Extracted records
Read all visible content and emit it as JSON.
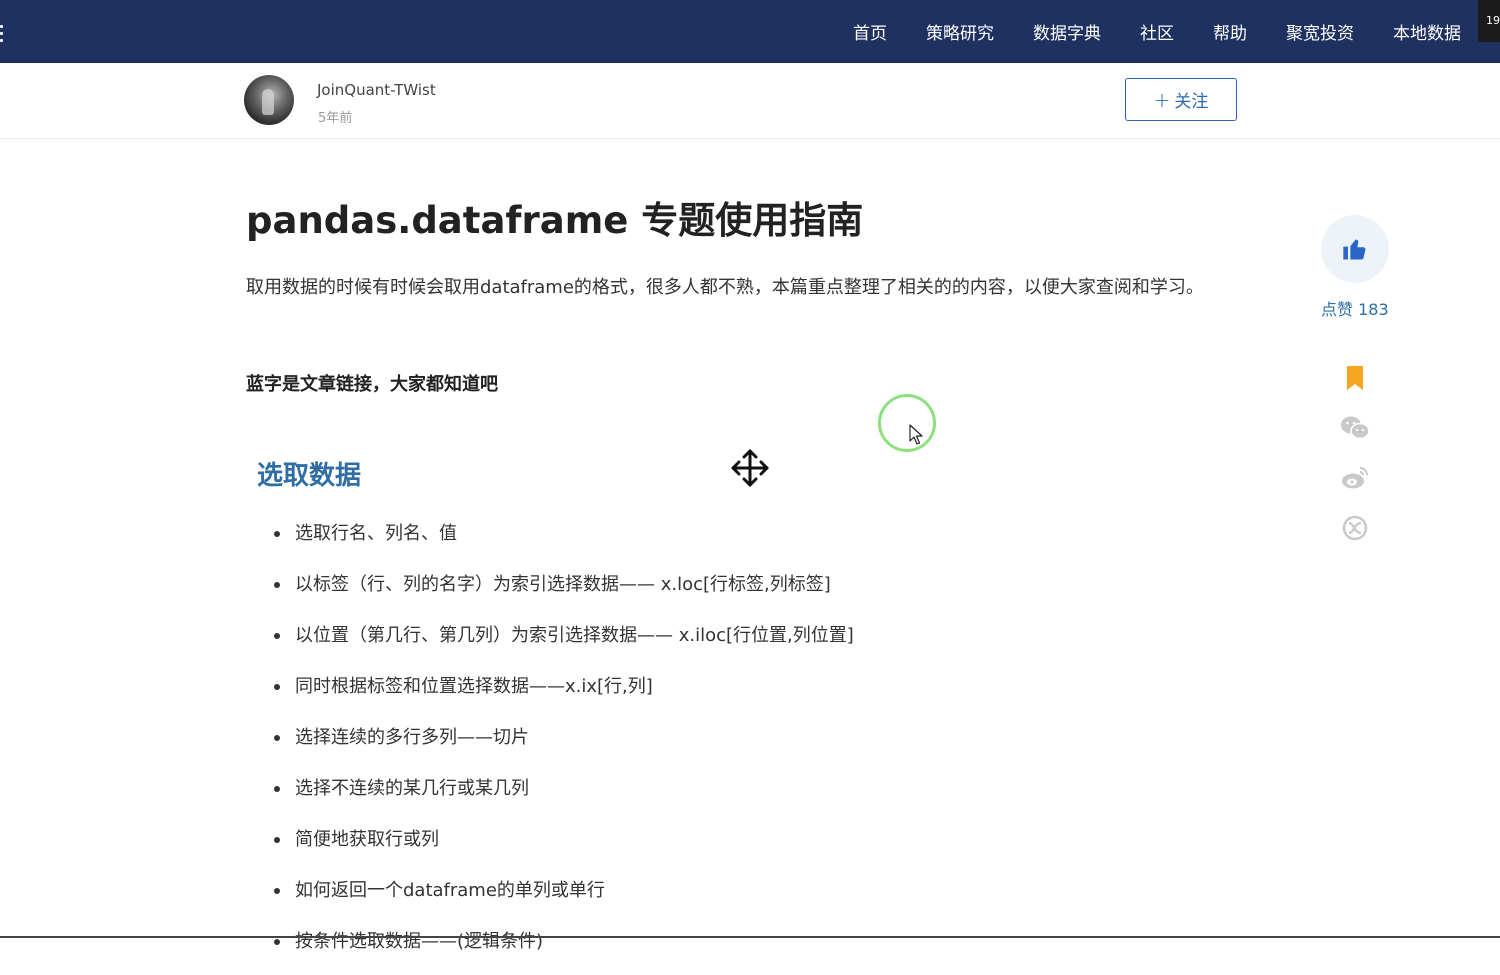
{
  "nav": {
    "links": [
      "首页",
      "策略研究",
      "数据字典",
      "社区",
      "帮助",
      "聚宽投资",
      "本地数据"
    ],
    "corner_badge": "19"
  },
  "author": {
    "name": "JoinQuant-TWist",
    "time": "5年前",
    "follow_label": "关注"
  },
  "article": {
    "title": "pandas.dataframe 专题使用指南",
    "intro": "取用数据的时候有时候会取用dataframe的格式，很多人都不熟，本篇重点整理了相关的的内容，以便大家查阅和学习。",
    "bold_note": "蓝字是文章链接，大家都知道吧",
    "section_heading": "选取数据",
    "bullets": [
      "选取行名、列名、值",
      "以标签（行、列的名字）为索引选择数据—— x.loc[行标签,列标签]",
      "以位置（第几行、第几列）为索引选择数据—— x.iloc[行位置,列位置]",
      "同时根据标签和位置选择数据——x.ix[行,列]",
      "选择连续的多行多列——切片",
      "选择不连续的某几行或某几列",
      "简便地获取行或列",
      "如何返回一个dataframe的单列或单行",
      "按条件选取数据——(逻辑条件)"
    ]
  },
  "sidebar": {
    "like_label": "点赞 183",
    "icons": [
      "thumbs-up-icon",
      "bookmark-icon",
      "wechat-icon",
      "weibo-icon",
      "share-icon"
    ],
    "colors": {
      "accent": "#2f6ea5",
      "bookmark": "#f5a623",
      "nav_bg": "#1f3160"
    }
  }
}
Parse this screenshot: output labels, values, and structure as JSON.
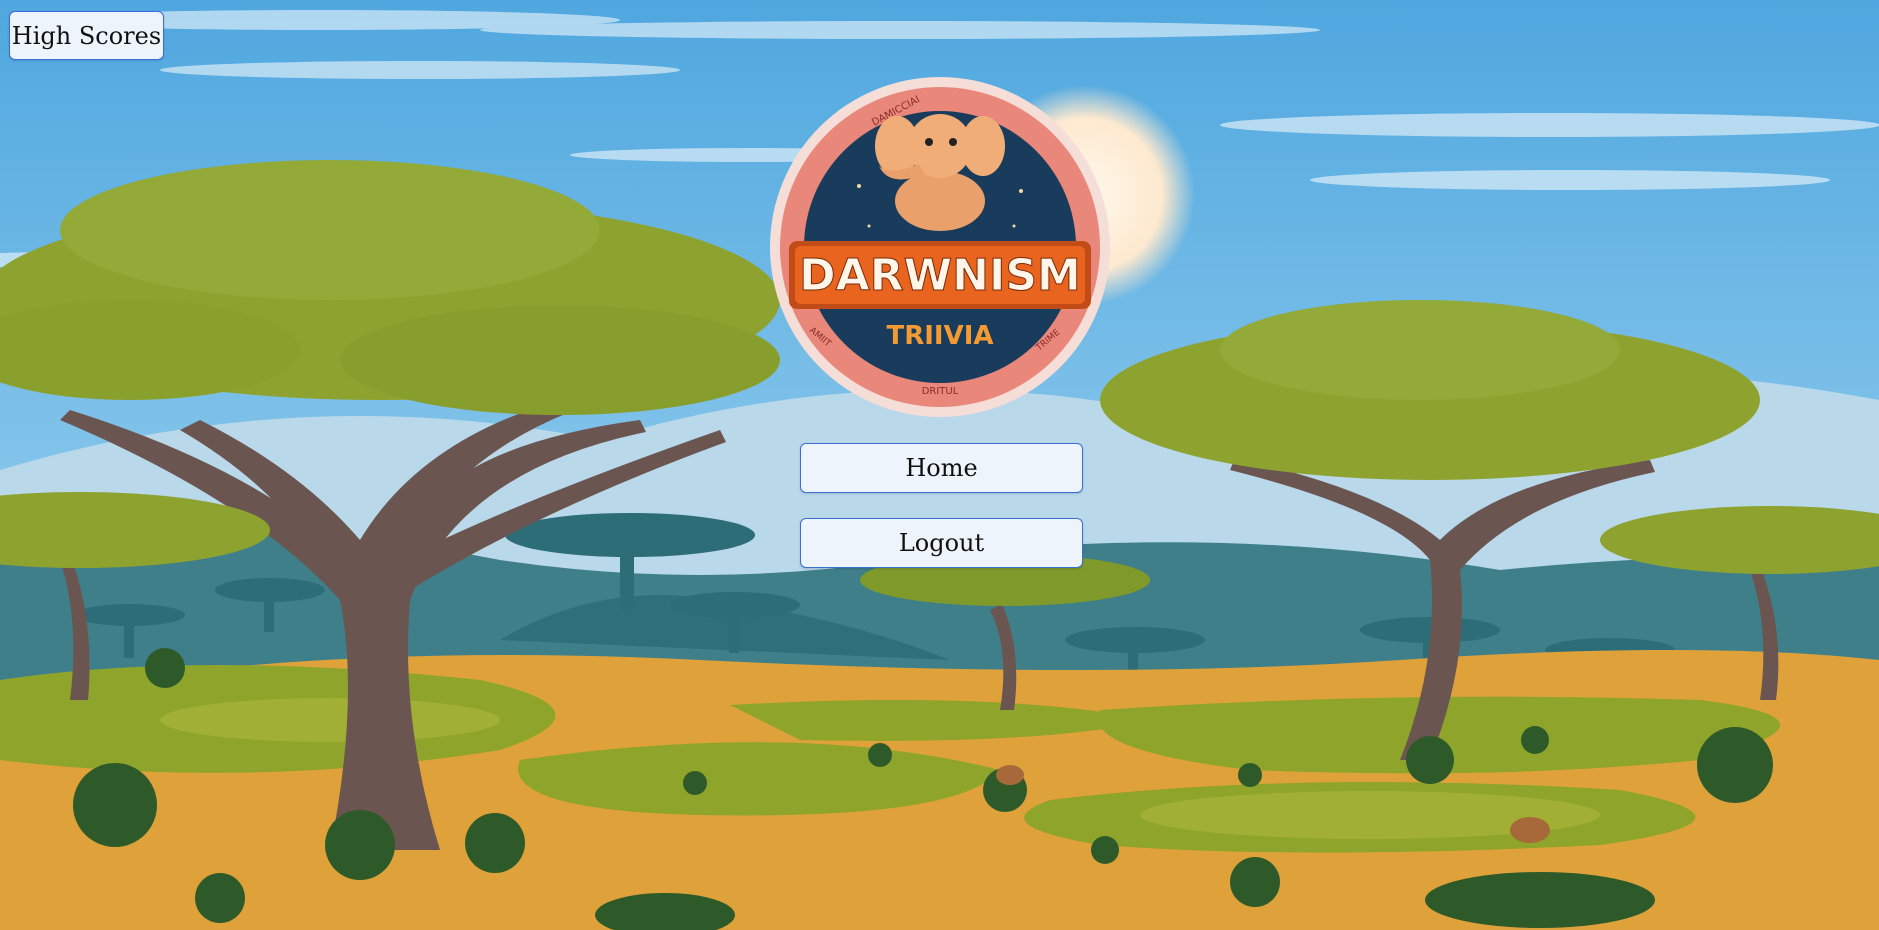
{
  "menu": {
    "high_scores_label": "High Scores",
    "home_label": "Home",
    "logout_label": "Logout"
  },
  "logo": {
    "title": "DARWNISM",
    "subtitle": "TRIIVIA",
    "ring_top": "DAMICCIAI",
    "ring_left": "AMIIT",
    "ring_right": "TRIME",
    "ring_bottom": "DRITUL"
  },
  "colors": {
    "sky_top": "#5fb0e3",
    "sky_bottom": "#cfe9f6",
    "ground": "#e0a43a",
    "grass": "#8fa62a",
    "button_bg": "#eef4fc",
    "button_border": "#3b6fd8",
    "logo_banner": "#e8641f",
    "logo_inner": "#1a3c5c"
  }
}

## Short exercise
Reproduce the records above exactly, leaving out every picture they contain.

## Full solution
Read all visible content and emit it as JSON.
{
  "nav": {
    "links": [
      "首页",
      "策略研究",
      "数据字典",
      "社区",
      "帮助",
      "聚宽投资",
      "本地数据"
    ],
    "corner_badge": "19"
  },
  "author": {
    "name": "JoinQuant-TWist",
    "time": "5年前",
    "follow_label": "关注"
  },
  "article": {
    "title": "pandas.dataframe 专题使用指南",
    "intro": "取用数据的时候有时候会取用dataframe的格式，很多人都不熟，本篇重点整理了相关的的内容，以便大家查阅和学习。",
    "bold_note": "蓝字是文章链接，大家都知道吧",
    "section_heading": "选取数据",
    "bullets": [
      "选取行名、列名、值",
      "以标签（行、列的名字）为索引选择数据—— x.loc[行标签,列标签]",
      "以位置（第几行、第几列）为索引选择数据—— x.iloc[行位置,列位置]",
      "同时根据标签和位置选择数据——x.ix[行,列]",
      "选择连续的多行多列——切片",
      "选择不连续的某几行或某几列",
      "简便地获取行或列",
      "如何返回一个dataframe的单列或单行",
      "按条件选取数据——(逻辑条件)"
    ]
  },
  "sidebar": {
    "like_label": "点赞 183",
    "icons": [
      "thumbs-up-icon",
      "bookmark-icon",
      "wechat-icon",
      "weibo-icon",
      "share-icon"
    ],
    "colors": {
      "accent": "#2f6ea5",
      "bookmark": "#f5a623",
      "nav_bg": "#1f3160"
    }
  }
}
Parse this screenshot: output labels, values, and structure as JSON.
{
  "menu": {
    "high_scores_label": "High Scores",
    "home_label": "Home",
    "logout_label": "Logout"
  },
  "logo": {
    "title": "DARWNISM",
    "subtitle": "TRIIVIA",
    "ring_top": "DAMICCIAI",
    "ring_left": "AMIIT",
    "ring_right": "TRIME",
    "ring_bottom": "DRITUL"
  },
  "colors": {
    "sky_top": "#5fb0e3",
    "sky_bottom": "#cfe9f6",
    "ground": "#e0a43a",
    "grass": "#8fa62a",
    "button_bg": "#eef4fc",
    "button_border": "#3b6fd8",
    "logo_banner": "#e8641f",
    "logo_inner": "#1a3c5c"
  }
}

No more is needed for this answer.